● YOUR TASK: Among these lines, how many include "text"? Answer only with the number.

┌─ RECORDED INFORMATION

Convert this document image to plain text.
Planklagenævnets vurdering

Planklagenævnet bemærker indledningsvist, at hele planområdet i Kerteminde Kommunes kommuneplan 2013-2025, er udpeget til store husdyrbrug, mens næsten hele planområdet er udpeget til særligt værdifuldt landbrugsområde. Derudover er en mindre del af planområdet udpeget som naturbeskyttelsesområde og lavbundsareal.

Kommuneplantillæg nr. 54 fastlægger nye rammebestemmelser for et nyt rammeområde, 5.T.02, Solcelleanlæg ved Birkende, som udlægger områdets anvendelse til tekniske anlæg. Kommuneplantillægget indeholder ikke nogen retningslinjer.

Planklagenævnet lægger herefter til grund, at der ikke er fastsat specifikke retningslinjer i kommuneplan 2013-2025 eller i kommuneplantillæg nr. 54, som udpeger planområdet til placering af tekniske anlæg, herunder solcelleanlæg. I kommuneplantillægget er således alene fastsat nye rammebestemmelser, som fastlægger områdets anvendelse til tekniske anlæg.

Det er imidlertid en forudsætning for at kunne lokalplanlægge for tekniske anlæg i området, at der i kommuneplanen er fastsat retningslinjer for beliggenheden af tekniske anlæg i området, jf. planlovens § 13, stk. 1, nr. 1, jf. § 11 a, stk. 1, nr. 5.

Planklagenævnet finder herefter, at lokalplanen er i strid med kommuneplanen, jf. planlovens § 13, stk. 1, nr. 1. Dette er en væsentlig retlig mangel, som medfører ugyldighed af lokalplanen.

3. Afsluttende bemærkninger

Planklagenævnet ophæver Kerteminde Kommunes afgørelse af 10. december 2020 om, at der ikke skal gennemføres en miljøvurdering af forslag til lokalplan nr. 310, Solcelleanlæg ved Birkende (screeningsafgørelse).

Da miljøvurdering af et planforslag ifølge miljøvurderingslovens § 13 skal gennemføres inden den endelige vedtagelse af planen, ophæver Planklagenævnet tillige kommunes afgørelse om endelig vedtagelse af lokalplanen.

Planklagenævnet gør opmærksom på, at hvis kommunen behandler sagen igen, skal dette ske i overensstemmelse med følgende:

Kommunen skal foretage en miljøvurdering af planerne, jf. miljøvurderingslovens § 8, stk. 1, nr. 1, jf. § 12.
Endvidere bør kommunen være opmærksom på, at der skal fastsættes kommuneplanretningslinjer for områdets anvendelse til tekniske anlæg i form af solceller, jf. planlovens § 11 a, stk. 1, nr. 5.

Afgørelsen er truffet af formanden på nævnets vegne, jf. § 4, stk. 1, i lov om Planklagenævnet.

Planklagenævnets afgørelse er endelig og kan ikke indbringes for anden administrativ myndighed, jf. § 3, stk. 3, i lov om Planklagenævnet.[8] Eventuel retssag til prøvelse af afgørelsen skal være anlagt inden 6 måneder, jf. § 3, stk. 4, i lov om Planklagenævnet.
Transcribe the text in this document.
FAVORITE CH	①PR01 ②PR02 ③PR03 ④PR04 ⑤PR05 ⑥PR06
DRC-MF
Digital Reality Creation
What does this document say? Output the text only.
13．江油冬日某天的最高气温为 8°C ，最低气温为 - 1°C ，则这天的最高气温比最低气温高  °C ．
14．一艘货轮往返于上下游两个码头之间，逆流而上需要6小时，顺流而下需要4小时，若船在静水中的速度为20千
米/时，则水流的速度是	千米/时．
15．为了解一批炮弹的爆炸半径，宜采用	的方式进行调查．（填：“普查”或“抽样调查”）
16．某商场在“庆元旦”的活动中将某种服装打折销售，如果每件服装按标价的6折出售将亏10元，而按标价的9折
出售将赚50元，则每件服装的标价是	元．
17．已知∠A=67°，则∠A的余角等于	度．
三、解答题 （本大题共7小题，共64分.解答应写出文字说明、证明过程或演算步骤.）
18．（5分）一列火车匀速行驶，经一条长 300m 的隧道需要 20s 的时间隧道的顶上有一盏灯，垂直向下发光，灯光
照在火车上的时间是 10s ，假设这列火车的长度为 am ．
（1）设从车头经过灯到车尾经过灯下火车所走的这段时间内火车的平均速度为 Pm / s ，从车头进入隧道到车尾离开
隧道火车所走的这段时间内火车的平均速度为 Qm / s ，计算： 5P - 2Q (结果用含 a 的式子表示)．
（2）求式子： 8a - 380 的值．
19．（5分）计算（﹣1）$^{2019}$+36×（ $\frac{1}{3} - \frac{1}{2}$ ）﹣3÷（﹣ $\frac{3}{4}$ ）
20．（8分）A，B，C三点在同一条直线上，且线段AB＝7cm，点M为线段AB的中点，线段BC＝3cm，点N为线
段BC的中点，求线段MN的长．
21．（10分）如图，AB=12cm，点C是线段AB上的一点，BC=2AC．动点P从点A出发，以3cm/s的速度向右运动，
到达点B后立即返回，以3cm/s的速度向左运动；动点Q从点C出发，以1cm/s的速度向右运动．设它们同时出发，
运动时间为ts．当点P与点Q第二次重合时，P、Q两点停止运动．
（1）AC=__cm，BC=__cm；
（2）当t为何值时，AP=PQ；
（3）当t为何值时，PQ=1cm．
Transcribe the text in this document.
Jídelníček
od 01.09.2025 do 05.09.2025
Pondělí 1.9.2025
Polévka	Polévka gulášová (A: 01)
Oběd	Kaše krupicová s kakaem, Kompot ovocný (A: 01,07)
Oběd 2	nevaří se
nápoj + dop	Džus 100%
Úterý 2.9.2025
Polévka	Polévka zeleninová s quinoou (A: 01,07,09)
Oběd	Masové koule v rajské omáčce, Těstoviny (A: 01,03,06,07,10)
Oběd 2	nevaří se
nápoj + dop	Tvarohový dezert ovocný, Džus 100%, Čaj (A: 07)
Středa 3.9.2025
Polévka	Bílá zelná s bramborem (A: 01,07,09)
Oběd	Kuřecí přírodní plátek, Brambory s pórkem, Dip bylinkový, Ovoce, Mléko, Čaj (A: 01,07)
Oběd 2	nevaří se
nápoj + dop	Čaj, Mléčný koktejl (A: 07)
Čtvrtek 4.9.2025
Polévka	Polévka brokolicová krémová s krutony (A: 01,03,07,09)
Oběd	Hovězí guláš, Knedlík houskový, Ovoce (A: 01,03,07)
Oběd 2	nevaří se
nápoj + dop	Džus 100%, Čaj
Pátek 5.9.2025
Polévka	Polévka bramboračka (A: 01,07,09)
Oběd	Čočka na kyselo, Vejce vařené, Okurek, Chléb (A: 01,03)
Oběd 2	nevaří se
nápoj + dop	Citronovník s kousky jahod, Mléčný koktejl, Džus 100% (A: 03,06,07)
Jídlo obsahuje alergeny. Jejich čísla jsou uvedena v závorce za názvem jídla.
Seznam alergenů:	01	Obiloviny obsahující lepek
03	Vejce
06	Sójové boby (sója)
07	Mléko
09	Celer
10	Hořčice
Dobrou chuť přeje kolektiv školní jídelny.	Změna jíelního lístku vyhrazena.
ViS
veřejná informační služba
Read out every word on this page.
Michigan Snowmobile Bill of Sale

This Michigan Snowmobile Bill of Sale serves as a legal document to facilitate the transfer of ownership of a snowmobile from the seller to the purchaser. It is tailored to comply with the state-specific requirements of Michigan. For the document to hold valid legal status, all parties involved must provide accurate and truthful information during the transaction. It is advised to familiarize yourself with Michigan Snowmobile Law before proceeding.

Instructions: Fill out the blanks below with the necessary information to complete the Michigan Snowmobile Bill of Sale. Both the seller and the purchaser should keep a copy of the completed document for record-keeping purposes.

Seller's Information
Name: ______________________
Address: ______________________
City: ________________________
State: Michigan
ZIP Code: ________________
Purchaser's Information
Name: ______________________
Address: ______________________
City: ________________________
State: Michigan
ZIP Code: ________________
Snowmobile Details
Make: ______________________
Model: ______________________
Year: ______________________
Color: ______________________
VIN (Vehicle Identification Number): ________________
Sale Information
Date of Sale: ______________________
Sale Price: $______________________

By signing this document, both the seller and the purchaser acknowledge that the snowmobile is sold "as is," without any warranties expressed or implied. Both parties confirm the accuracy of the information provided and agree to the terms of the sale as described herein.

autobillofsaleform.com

└─

● RESPONSE TO THIS EXERCISE: 4